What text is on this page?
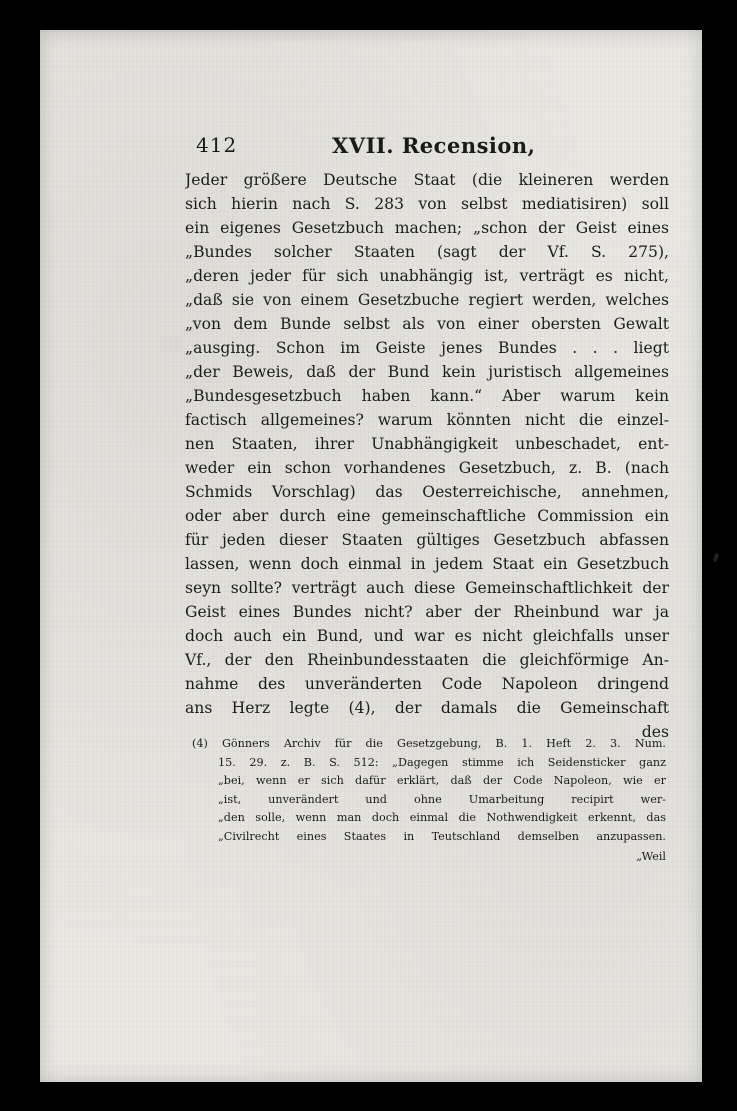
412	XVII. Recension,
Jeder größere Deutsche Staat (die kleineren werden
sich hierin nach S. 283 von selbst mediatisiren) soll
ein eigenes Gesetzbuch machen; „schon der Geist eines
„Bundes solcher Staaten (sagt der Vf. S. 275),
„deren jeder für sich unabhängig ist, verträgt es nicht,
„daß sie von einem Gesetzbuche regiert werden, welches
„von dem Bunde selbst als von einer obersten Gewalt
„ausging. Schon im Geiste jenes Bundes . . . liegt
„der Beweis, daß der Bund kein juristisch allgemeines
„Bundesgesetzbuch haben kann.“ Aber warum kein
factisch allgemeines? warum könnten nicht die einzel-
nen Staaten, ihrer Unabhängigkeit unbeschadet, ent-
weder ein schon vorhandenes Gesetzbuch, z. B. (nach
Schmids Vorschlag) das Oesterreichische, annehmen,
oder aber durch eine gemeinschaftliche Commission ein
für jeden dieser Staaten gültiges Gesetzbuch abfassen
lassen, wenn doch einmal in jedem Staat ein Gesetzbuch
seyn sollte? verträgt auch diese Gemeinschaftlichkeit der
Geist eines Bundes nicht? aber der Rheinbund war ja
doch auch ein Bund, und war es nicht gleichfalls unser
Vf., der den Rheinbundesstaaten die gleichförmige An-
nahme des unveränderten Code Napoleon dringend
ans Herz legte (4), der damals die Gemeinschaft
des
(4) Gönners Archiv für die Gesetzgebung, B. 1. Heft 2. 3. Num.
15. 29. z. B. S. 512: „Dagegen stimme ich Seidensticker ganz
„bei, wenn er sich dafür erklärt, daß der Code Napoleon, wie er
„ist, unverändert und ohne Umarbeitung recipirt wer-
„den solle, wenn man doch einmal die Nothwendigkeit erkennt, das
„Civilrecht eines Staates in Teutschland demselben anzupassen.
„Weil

* * *

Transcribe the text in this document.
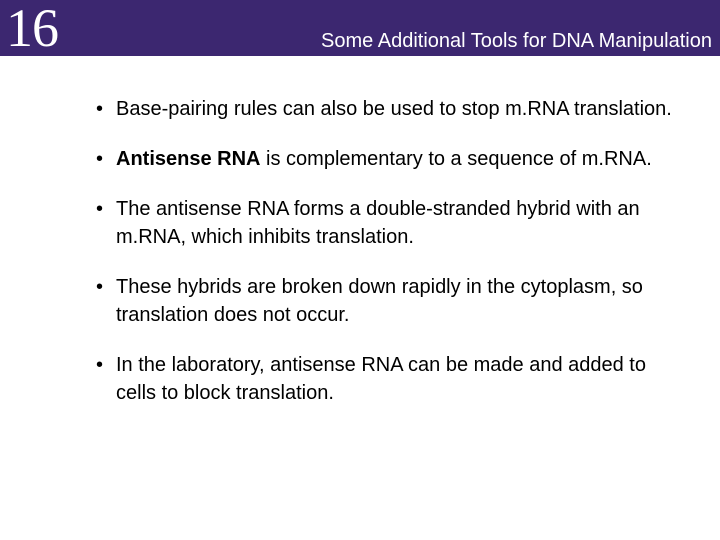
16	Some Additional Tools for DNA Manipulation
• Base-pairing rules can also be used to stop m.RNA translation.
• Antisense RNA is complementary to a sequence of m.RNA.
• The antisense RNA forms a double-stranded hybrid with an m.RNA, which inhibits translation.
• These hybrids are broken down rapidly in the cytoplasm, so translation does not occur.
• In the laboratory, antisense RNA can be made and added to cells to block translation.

* * *

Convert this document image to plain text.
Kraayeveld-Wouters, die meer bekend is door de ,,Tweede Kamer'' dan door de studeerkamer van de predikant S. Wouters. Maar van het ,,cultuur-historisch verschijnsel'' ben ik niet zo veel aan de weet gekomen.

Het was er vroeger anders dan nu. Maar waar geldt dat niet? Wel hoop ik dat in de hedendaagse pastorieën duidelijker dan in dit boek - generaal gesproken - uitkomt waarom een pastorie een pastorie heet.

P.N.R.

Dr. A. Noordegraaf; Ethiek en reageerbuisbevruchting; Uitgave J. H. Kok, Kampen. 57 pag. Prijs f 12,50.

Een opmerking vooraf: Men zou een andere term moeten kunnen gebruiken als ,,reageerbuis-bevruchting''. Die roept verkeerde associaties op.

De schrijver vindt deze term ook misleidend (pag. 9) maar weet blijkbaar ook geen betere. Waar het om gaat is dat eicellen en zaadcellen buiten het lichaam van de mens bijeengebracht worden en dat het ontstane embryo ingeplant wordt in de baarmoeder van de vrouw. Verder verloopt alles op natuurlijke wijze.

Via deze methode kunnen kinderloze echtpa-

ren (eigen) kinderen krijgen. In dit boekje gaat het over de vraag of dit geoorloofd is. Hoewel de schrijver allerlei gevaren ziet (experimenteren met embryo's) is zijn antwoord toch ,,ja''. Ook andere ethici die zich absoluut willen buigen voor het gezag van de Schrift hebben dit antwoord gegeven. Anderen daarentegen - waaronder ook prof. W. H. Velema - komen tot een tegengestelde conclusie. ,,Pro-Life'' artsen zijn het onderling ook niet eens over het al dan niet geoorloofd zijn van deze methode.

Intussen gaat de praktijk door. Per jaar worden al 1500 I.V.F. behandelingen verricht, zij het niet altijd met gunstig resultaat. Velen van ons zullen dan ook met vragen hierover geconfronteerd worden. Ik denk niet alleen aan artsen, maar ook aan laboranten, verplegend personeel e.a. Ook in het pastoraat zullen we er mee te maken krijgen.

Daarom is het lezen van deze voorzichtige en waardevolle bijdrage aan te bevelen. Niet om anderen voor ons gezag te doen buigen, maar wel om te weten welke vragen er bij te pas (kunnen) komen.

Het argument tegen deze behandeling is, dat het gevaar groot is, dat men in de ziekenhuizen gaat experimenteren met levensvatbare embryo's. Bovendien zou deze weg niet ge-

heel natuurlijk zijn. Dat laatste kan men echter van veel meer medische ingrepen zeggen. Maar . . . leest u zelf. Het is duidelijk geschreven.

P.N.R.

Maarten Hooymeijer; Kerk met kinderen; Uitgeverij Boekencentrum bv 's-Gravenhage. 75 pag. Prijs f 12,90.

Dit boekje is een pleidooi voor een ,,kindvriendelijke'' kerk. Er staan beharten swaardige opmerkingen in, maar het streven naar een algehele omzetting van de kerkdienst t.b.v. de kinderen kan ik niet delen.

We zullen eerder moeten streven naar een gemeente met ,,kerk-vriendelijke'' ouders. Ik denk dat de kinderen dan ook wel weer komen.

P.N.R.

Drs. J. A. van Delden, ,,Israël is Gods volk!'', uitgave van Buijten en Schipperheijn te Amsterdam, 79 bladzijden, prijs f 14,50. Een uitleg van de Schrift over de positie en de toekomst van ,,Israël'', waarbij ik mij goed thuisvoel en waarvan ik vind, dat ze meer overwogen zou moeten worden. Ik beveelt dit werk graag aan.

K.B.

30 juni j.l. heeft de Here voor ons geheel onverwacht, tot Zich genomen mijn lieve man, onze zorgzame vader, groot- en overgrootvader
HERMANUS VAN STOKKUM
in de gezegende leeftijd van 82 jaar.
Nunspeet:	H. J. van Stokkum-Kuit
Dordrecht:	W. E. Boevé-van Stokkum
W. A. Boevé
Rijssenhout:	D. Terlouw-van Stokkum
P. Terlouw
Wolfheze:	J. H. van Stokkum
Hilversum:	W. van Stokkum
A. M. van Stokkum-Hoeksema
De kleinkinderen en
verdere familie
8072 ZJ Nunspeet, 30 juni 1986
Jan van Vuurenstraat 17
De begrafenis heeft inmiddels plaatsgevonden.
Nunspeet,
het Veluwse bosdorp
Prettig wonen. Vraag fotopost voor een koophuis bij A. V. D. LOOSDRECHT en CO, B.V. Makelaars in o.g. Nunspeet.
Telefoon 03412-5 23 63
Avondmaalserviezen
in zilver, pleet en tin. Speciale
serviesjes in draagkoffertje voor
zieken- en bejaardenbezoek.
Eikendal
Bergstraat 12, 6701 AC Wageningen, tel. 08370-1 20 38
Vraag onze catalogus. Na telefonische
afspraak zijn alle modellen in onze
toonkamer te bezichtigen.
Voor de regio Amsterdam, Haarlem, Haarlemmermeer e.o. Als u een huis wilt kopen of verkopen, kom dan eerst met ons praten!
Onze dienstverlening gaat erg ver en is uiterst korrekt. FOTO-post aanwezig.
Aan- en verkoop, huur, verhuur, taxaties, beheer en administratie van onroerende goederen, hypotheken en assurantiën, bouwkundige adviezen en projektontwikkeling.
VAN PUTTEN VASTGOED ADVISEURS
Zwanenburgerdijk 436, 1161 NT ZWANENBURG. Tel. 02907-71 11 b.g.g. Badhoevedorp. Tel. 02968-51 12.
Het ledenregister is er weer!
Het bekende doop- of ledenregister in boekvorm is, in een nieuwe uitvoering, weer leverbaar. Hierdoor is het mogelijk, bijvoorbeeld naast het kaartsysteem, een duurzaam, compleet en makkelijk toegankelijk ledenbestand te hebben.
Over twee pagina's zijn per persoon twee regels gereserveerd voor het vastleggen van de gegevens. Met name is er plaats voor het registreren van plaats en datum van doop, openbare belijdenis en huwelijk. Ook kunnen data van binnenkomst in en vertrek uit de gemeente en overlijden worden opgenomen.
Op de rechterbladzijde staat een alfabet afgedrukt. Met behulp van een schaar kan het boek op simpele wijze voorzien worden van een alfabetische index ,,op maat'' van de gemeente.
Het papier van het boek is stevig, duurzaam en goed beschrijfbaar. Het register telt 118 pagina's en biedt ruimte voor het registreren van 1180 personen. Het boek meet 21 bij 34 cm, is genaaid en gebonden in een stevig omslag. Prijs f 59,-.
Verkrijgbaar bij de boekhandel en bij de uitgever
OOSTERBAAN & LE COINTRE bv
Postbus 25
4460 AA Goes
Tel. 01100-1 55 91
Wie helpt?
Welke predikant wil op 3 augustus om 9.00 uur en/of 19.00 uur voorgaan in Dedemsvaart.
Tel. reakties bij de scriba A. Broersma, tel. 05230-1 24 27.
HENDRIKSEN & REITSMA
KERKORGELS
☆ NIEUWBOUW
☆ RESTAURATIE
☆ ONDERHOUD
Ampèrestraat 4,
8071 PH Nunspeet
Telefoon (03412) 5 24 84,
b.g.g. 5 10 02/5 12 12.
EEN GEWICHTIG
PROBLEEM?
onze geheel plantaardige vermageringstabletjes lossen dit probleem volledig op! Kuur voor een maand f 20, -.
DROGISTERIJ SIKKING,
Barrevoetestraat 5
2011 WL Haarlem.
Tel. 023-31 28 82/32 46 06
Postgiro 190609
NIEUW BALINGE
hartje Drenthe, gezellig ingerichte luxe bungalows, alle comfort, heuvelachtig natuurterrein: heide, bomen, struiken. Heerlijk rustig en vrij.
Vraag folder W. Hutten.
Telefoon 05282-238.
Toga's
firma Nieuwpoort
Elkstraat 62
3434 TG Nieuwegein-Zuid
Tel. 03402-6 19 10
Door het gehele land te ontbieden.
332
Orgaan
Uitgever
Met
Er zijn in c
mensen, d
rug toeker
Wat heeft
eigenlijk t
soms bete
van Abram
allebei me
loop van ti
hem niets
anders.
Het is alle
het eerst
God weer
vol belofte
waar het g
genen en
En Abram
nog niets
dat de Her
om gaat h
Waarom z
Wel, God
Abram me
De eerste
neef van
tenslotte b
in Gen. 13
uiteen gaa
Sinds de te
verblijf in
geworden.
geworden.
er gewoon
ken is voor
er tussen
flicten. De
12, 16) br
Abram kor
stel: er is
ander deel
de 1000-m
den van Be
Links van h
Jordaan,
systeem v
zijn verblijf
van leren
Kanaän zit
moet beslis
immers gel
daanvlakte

— WHAT IS REQUIRED —
Search the listing above for the string "boekje". Copy every line that contains it.

— RESPONSE AREA —
ren (eigen) kinderen krijgen. In dit boekje gaat het over de vraag of dit geoorloofd is. Hoewel de schrijver allerlei gevaren ziet (experimenteren met embryo's) is zijn antwoord toch ,,ja''. Ook andere ethici die zich absoluut willen buigen voor het gezag van de Schrift hebben dit antwoord gegeven. Anderen daarentegen - waaronder ook prof. W. H. Velema - komen tot een tegengestelde conclusie. ,,Pro-Life'' artsen zijn het onderling ook niet eens over het al dan niet geoorloofd zijn van deze methode.
Dit boekje is een pleidooi voor een ,,kindvriendelijke'' kerk. Er staan beharten swaardige opmerkingen in, maar het streven naar een algehele omzetting van de kerkdienst t.b.v. de kinderen kan ik niet delen.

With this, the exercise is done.